§ **Data lines**
#####

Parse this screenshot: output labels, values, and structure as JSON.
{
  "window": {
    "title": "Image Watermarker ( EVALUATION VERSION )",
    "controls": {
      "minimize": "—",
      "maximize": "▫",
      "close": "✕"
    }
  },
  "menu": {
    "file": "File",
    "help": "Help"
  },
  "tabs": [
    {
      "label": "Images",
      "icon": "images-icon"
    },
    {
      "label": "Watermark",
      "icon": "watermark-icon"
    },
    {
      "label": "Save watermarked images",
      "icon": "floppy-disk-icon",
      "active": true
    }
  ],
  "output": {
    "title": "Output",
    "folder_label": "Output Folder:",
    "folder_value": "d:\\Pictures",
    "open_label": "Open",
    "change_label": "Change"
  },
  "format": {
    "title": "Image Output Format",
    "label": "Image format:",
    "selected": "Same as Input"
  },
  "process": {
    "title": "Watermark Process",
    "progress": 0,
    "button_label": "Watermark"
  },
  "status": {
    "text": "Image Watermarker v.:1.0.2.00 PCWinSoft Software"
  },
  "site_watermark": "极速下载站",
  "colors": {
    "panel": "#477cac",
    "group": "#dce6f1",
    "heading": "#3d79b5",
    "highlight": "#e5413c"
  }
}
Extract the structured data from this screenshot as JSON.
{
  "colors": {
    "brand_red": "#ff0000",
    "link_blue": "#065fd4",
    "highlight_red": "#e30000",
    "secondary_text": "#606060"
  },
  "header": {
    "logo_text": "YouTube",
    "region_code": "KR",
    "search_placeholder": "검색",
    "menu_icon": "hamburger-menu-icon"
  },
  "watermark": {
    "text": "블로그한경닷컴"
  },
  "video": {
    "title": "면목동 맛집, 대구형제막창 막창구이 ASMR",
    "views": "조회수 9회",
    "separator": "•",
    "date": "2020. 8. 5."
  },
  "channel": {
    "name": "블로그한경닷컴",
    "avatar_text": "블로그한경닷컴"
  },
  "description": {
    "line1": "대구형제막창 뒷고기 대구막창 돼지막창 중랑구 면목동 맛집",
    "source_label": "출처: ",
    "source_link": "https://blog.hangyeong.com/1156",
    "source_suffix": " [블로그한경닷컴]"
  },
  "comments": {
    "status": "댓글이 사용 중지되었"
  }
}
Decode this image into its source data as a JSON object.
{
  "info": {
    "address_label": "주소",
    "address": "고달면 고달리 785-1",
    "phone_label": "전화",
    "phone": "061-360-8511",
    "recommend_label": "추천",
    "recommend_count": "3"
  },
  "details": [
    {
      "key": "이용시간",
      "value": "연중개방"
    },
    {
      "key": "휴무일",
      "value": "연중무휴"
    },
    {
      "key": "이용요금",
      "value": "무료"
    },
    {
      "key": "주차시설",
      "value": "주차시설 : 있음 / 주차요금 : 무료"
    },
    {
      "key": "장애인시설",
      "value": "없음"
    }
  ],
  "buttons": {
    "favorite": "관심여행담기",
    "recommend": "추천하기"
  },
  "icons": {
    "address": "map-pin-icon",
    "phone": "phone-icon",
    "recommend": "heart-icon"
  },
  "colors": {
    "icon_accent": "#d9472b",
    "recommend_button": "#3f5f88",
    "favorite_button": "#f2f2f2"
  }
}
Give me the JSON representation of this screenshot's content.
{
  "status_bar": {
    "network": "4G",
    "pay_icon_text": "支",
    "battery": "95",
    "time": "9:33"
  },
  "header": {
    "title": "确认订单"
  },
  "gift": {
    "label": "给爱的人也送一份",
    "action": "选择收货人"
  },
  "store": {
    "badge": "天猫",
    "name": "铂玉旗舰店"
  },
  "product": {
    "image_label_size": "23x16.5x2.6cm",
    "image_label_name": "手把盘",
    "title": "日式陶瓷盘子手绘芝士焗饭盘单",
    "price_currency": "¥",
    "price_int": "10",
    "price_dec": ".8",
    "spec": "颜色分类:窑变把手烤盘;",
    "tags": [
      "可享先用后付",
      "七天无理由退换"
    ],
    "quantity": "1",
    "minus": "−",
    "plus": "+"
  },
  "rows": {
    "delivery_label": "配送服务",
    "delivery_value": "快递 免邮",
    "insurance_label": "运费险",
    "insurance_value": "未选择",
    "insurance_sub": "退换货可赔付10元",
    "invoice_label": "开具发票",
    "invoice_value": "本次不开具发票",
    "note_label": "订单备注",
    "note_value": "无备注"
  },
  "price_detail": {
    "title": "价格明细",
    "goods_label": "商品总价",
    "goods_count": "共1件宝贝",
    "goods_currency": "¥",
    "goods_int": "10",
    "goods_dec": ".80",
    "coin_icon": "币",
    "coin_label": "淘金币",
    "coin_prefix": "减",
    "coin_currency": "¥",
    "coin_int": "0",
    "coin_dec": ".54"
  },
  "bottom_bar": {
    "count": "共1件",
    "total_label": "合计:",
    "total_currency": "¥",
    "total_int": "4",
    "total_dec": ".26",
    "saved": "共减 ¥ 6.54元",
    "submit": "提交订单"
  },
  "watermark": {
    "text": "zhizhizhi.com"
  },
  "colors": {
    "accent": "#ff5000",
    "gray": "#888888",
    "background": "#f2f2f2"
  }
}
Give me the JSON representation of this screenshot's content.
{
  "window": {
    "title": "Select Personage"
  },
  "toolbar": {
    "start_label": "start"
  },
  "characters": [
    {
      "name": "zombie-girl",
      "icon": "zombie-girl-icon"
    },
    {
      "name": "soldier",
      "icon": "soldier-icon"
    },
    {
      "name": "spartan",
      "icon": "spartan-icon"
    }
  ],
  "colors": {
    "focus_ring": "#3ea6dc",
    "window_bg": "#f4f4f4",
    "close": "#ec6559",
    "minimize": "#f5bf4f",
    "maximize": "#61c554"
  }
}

#####

§ **Set exercise**
Extract the entries above verbatim.

§ **Expected output**
Parse this screenshot: output labels, values, and structure as JSON.
{
  "window": {
    "title": "Image Watermarker ( EVALUATION VERSION )",
    "controls": {
      "minimize": "—",
      "maximize": "▫",
      "close": "✕"
    }
  },
  "menu": {
    "file": "File",
    "help": "Help"
  },
  "tabs": [
    {
      "label": "Images",
      "icon": "images-icon"
    },
    {
      "label": "Watermark",
      "icon": "watermark-icon"
    },
    {
      "label": "Save watermarked images",
      "icon": "floppy-disk-icon",
      "active": true
    }
  ],
  "output": {
    "title": "Output",
    "folder_label": "Output Folder:",
    "folder_value": "d:\\Pictures",
    "open_label": "Open",
    "change_label": "Change"
  },
  "format": {
    "title": "Image Output Format",
    "label": "Image format:",
    "selected": "Same as Input"
  },
  "process": {
    "title": "Watermark Process",
    "progress": 0,
    "button_label": "Watermark"
  },
  "status": {
    "text": "Image Watermarker v.:1.0.2.00 PCWinSoft Software"
  },
  "site_watermark": "极速下载站",
  "colors": {
    "panel": "#477cac",
    "group": "#dce6f1",
    "heading": "#3d79b5",
    "highlight": "#e5413c"
  }
}
Extract the structured data from this screenshot as JSON.
{
  "colors": {
    "brand_red": "#ff0000",
    "link_blue": "#065fd4",
    "highlight_red": "#e30000",
    "secondary_text": "#606060"
  },
  "header": {
    "logo_text": "YouTube",
    "region_code": "KR",
    "search_placeholder": "검색",
    "menu_icon": "hamburger-menu-icon"
  },
  "watermark": {
    "text": "블로그한경닷컴"
  },
  "video": {
    "title": "면목동 맛집, 대구형제막창 막창구이 ASMR",
    "views": "조회수 9회",
    "separator": "•",
    "date": "2020. 8. 5."
  },
  "channel": {
    "name": "블로그한경닷컴",
    "avatar_text": "블로그한경닷컴"
  },
  "description": {
    "line1": "대구형제막창 뒷고기 대구막창 돼지막창 중랑구 면목동 맛집",
    "source_label": "출처: ",
    "source_link": "https://blog.hangyeong.com/1156",
    "source_suffix": " [블로그한경닷컴]"
  },
  "comments": {
    "status": "댓글이 사용 중지되었"
  }
}
Decode this image into its source data as a JSON object.
{
  "info": {
    "address_label": "주소",
    "address": "고달면 고달리 785-1",
    "phone_label": "전화",
    "phone": "061-360-8511",
    "recommend_label": "추천",
    "recommend_count": "3"
  },
  "details": [
    {
      "key": "이용시간",
      "value": "연중개방"
    },
    {
      "key": "휴무일",
      "value": "연중무휴"
    },
    {
      "key": "이용요금",
      "value": "무료"
    },
    {
      "key": "주차시설",
      "value": "주차시설 : 있음 / 주차요금 : 무료"
    },
    {
      "key": "장애인시설",
      "value": "없음"
    }
  ],
  "buttons": {
    "favorite": "관심여행담기",
    "recommend": "추천하기"
  },
  "icons": {
    "address": "map-pin-icon",
    "phone": "phone-icon",
    "recommend": "heart-icon"
  },
  "colors": {
    "icon_accent": "#d9472b",
    "recommend_button": "#3f5f88",
    "favorite_button": "#f2f2f2"
  }
}
Give me the JSON representation of this screenshot's content.
{
  "status_bar": {
    "network": "4G",
    "pay_icon_text": "支",
    "battery": "95",
    "time": "9:33"
  },
  "header": {
    "title": "确认订单"
  },
  "gift": {
    "label": "给爱的人也送一份",
    "action": "选择收货人"
  },
  "store": {
    "badge": "天猫",
    "name": "铂玉旗舰店"
  },
  "product": {
    "image_label_size": "23x16.5x2.6cm",
    "image_label_name": "手把盘",
    "title": "日式陶瓷盘子手绘芝士焗饭盘单",
    "price_currency": "¥",
    "price_int": "10",
    "price_dec": ".8",
    "spec": "颜色分类:窑变把手烤盘;",
    "tags": [
      "可享先用后付",
      "七天无理由退换"
    ],
    "quantity": "1",
    "minus": "−",
    "plus": "+"
  },
  "rows": {
    "delivery_label": "配送服务",
    "delivery_value": "快递 免邮",
    "insurance_label": "运费险",
    "insurance_value": "未选择",
    "insurance_sub": "退换货可赔付10元",
    "invoice_label": "开具发票",
    "invoice_value": "本次不开具发票",
    "note_label": "订单备注",
    "note_value": "无备注"
  },
  "price_detail": {
    "title": "价格明细",
    "goods_label": "商品总价",
    "goods_count": "共1件宝贝",
    "goods_currency": "¥",
    "goods_int": "10",
    "goods_dec": ".80",
    "coin_icon": "币",
    "coin_label": "淘金币",
    "coin_prefix": "减",
    "coin_currency": "¥",
    "coin_int": "0",
    "coin_dec": ".54"
  },
  "bottom_bar": {
    "count": "共1件",
    "total_label": "合计:",
    "total_currency": "¥",
    "total_int": "4",
    "total_dec": ".26",
    "saved": "共减 ¥ 6.54元",
    "submit": "提交订单"
  },
  "watermark": {
    "text": "zhizhizhi.com"
  },
  "colors": {
    "accent": "#ff5000",
    "gray": "#888888",
    "background": "#f2f2f2"
  }
}
Give me the JSON representation of this screenshot's content.
{
  "window": {
    "title": "Select Personage"
  },
  "toolbar": {
    "start_label": "start"
  },
  "characters": [
    {
      "name": "zombie-girl",
      "icon": "zombie-girl-icon"
    },
    {
      "name": "soldier",
      "icon": "soldier-icon"
    },
    {
      "name": "spartan",
      "icon": "spartan-icon"
    }
  ],
  "colors": {
    "focus_ring": "#3ea6dc",
    "window_bg": "#f4f4f4",
    "close": "#ec6559",
    "minimize": "#f5bf4f",
    "maximize": "#61c554"
  }
}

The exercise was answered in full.